-- What is needed --
Search the material below for the word "JSON" and copy every line in which it occurs.

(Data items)

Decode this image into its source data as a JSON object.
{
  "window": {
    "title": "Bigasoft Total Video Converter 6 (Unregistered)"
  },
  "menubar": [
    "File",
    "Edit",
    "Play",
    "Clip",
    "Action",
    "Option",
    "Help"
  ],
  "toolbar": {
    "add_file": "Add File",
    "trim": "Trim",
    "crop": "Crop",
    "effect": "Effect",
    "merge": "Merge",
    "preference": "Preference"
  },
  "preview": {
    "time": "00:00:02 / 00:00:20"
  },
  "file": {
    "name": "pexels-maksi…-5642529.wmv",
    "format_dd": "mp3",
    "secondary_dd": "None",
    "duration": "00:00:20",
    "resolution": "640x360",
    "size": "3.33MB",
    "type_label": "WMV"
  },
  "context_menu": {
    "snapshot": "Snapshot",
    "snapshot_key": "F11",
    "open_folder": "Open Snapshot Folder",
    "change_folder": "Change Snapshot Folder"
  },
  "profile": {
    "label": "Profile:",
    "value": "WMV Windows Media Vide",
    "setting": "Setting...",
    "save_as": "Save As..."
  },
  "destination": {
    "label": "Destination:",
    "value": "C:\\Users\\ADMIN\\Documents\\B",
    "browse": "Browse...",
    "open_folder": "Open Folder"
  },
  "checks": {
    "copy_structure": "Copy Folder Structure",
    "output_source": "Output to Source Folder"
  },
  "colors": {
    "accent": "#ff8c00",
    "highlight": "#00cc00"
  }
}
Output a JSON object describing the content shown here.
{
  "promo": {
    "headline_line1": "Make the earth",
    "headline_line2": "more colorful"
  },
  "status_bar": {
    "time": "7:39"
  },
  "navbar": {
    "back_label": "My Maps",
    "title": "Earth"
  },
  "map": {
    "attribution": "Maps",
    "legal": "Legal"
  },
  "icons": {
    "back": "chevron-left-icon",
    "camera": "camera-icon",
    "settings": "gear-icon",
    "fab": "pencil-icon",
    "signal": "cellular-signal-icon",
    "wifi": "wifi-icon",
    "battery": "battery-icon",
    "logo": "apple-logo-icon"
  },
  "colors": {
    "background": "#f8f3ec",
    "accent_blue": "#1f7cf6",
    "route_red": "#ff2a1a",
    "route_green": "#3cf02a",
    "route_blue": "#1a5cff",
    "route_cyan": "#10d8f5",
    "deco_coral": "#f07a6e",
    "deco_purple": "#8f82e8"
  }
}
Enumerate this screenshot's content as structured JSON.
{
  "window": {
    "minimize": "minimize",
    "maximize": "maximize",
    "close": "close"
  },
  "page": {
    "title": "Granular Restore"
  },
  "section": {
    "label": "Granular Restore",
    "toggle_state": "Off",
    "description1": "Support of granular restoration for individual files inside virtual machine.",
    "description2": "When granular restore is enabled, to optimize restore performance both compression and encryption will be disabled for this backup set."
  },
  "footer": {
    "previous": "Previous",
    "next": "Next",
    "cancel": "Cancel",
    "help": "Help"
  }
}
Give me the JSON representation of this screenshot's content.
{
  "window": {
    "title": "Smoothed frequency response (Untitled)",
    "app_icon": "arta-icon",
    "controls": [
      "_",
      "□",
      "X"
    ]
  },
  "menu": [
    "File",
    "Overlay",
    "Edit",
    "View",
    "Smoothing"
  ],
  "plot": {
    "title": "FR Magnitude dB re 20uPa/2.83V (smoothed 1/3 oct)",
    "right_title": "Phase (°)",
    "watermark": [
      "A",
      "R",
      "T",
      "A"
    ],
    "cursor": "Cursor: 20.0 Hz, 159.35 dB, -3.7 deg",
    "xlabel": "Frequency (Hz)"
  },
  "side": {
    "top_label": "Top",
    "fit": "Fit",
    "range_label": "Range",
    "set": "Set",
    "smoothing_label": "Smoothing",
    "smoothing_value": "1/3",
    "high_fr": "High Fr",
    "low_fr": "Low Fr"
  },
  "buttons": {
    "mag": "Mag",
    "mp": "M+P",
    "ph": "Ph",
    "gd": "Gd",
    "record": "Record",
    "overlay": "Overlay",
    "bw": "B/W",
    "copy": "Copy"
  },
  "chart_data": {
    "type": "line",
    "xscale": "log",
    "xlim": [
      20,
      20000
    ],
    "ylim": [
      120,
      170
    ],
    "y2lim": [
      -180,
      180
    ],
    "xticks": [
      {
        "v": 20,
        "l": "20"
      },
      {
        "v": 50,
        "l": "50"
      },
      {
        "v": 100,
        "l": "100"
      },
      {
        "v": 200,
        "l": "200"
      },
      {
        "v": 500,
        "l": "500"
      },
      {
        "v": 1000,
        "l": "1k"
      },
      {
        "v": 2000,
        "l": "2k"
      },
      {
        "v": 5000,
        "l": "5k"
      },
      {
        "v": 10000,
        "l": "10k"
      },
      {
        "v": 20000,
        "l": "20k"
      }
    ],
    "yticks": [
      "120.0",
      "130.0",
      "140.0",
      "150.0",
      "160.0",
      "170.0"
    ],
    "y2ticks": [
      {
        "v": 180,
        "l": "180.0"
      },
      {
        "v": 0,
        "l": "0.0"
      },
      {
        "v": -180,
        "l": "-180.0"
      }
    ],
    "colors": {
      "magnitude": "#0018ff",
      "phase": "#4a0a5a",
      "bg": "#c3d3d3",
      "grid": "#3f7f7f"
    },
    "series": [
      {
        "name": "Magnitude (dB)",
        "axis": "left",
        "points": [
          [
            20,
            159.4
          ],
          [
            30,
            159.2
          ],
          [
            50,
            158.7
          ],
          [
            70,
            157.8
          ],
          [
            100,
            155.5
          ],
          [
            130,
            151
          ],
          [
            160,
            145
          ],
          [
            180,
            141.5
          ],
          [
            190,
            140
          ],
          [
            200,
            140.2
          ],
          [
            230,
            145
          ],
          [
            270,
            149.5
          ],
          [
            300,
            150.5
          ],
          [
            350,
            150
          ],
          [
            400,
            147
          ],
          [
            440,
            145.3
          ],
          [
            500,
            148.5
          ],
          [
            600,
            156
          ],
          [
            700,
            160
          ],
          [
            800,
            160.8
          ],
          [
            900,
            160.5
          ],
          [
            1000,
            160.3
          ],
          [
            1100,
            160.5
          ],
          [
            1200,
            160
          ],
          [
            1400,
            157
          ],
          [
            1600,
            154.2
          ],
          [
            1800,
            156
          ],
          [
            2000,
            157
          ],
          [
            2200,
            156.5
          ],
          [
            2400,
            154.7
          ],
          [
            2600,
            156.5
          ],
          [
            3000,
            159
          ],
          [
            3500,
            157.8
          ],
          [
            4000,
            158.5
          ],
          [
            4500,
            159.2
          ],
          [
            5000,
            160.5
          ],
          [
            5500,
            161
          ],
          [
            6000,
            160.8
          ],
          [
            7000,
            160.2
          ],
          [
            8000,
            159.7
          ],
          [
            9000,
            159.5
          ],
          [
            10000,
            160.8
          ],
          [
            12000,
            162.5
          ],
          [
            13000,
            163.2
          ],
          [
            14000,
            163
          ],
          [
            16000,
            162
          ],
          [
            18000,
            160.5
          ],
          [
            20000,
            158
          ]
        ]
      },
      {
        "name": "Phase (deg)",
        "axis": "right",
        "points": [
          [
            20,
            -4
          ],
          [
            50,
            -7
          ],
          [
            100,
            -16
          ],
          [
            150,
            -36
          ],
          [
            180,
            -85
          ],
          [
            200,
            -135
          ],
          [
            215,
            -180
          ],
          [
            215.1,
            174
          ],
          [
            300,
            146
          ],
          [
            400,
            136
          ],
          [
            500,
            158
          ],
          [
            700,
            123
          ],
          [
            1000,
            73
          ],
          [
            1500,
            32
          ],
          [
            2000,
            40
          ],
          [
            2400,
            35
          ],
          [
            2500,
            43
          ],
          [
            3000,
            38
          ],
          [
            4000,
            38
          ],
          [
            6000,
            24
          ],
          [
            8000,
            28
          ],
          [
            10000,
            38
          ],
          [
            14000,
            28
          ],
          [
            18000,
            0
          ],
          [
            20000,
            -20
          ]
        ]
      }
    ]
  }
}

-- Answer for the task --
Decode this image into its source data as a JSON object.
Output a JSON object describing the content shown here.
Enumerate this screenshot's content as structured JSON.
Give me the JSON representation of this screenshot's content.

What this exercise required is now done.